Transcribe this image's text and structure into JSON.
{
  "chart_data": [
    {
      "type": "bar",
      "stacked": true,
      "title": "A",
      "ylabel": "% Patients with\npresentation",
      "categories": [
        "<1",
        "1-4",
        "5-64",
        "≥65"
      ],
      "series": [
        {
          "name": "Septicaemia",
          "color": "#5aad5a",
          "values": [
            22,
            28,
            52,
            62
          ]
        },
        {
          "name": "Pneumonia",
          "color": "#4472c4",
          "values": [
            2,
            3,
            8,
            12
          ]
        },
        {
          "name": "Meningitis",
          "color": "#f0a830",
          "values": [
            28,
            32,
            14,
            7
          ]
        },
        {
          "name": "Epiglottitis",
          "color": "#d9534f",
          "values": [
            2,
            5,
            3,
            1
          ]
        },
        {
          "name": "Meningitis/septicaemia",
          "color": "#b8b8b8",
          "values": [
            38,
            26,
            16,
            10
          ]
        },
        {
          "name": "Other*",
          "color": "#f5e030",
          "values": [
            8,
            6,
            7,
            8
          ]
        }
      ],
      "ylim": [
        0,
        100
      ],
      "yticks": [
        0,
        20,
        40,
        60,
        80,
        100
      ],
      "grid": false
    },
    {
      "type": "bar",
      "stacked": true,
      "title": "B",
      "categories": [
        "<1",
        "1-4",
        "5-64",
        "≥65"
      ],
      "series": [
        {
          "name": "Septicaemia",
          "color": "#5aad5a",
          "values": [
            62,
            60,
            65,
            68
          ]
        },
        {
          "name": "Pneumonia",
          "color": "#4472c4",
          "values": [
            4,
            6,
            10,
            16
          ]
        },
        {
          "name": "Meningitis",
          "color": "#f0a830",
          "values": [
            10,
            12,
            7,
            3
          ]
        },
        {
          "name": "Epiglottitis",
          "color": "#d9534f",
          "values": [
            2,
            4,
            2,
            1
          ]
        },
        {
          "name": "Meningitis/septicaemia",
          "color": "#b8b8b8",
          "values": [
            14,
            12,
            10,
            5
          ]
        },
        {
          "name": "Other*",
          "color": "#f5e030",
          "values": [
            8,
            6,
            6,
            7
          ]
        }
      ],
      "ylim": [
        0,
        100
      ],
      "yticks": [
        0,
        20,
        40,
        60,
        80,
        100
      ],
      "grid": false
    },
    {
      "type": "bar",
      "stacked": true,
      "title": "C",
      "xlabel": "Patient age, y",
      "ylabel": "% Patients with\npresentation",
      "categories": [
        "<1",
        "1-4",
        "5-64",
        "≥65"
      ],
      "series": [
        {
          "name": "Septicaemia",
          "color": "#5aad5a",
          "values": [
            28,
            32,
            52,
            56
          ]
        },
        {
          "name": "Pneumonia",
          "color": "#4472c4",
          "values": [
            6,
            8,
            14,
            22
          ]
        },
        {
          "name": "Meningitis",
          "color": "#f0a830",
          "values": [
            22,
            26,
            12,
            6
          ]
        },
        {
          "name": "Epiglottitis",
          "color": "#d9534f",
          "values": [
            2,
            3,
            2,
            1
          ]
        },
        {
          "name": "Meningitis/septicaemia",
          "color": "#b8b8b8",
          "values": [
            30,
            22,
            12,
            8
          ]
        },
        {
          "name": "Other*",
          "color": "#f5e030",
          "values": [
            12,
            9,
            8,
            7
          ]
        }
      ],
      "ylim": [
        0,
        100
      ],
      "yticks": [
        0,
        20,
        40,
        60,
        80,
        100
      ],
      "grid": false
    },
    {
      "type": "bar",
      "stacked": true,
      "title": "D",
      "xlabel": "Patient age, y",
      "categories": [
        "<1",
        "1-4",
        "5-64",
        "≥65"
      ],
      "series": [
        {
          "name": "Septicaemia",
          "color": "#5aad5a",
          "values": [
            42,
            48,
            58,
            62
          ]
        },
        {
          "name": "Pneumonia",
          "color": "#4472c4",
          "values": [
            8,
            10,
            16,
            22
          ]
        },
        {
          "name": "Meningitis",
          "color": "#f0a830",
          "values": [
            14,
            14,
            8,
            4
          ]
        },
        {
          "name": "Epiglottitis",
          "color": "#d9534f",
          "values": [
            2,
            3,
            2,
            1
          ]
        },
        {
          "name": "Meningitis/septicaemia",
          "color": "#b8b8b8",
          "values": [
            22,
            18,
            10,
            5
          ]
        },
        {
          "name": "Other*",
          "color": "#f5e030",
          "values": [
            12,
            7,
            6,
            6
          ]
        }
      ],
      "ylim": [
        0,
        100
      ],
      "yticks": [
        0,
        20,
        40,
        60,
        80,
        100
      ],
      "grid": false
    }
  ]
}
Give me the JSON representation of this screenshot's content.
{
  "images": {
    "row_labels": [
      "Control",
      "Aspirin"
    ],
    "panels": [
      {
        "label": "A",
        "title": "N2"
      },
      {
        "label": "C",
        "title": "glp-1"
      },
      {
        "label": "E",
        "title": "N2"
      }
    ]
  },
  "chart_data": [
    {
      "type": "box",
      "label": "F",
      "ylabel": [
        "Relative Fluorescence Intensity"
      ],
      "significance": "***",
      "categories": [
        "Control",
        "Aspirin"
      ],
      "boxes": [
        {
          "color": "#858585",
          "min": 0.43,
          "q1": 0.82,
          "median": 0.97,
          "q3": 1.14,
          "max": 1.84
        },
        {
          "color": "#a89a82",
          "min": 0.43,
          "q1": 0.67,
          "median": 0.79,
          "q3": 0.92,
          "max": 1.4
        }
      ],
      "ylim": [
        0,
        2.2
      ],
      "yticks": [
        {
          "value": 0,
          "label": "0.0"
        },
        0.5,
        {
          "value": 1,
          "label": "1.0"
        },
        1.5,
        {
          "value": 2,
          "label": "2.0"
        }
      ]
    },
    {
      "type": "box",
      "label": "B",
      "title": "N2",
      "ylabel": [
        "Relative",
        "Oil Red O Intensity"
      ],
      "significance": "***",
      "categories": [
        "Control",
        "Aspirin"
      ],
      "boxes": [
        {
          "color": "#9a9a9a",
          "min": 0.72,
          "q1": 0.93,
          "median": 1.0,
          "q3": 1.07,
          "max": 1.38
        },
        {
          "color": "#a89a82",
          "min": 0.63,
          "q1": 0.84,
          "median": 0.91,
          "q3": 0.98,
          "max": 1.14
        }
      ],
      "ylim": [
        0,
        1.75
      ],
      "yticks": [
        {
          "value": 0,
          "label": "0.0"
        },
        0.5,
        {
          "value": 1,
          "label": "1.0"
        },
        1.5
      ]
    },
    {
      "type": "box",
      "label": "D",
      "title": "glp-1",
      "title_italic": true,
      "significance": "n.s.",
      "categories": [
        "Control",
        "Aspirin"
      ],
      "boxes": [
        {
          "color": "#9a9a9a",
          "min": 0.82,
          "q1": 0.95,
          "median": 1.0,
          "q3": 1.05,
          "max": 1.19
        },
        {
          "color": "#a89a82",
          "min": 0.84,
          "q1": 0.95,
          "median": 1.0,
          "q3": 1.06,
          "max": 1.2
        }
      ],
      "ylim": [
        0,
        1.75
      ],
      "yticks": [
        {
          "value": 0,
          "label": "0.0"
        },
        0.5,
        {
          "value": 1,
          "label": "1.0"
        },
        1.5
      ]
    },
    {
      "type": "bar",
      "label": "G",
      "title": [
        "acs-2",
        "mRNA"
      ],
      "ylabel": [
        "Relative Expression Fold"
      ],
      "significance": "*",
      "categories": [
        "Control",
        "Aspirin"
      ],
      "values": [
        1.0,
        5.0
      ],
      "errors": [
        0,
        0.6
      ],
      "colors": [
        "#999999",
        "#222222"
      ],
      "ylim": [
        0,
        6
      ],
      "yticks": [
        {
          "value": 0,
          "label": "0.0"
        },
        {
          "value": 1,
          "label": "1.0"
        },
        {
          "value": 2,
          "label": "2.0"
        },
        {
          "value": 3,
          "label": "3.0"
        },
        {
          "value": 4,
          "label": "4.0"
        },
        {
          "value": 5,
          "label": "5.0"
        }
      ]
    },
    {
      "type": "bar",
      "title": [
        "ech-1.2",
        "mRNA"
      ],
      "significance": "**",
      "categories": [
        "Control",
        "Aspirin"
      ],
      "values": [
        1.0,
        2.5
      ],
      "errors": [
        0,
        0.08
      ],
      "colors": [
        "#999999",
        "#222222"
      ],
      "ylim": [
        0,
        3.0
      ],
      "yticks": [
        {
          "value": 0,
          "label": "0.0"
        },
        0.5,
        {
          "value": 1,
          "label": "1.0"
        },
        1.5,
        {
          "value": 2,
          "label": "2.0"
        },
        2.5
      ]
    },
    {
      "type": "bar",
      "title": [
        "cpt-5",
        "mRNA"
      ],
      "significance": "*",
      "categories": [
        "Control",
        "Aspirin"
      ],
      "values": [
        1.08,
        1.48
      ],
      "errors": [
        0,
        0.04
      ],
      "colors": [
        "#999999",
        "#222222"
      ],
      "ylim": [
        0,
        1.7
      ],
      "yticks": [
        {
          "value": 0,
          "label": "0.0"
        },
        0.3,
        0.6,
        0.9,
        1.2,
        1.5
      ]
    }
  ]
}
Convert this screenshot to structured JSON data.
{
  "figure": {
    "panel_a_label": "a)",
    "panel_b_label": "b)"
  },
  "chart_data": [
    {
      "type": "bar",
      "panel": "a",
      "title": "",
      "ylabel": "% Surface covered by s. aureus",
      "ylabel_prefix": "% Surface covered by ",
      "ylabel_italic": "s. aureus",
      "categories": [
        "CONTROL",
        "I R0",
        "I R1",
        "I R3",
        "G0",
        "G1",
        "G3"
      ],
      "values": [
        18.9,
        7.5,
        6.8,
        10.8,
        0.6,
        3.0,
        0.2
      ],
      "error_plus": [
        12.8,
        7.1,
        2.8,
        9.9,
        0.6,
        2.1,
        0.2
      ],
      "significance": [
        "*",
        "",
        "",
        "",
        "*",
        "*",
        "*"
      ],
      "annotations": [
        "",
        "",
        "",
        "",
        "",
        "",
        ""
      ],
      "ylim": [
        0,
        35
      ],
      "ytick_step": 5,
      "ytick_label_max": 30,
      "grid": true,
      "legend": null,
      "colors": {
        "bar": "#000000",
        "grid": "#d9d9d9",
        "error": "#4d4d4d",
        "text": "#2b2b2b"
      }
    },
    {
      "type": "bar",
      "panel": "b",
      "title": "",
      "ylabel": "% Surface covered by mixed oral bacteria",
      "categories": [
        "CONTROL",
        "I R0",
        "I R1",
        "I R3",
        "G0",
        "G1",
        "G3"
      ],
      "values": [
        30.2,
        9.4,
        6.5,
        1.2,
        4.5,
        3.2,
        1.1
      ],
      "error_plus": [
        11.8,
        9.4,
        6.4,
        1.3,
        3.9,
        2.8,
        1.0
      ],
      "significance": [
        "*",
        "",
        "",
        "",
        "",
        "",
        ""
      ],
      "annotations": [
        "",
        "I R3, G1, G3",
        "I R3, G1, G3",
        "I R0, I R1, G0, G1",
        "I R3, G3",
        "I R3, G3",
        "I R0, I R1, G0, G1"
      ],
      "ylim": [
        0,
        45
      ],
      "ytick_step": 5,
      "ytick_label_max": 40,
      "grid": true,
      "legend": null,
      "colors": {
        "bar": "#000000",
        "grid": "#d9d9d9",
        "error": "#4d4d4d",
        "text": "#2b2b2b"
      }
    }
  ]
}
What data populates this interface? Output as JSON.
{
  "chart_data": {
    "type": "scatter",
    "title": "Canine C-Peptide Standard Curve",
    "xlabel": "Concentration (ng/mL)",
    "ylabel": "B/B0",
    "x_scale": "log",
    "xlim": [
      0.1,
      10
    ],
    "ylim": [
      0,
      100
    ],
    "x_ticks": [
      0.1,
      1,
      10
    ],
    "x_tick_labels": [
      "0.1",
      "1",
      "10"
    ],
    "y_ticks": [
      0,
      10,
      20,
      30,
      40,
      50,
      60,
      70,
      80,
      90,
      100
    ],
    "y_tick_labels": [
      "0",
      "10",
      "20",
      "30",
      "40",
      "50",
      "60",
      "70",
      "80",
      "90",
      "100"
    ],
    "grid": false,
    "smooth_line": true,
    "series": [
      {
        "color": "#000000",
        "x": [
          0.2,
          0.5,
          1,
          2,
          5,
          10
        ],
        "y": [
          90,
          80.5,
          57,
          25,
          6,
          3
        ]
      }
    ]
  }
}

################

Aim of the exercise:
Your output should be an exact copy of every line from the one containing "What data populates" through the end of the records.

The answer:
What data populates this interface? Output as JSON.
{
  "chart_data": {
    "type": "scatter",
    "title": "Canine C-Peptide Standard Curve",
    "xlabel": "Concentration (ng/mL)",
    "ylabel": "B/B0",
    "x_scale": "log",
    "xlim": [
      0.1,
      10
    ],
    "ylim": [
      0,
      100
    ],
    "x_ticks": [
      0.1,
      1,
      10
    ],
    "x_tick_labels": [
      "0.1",
      "1",
      "10"
    ],
    "y_ticks": [
      0,
      10,
      20,
      30,
      40,
      50,
      60,
      70,
      80,
      90,
      100
    ],
    "y_tick_labels": [
      "0",
      "10",
      "20",
      "30",
      "40",
      "50",
      "60",
      "70",
      "80",
      "90",
      "100"
    ],
    "grid": false,
    "smooth_line": true,
    "series": [
      {
        "color": "#000000",
        "x": [
          0.2,
          0.5,
          1,
          2,
          5,
          10
        ],
        "y": [
          90,
          80.5,
          57,
          25,
          6,
          3
        ]
      }
    ]
  }
}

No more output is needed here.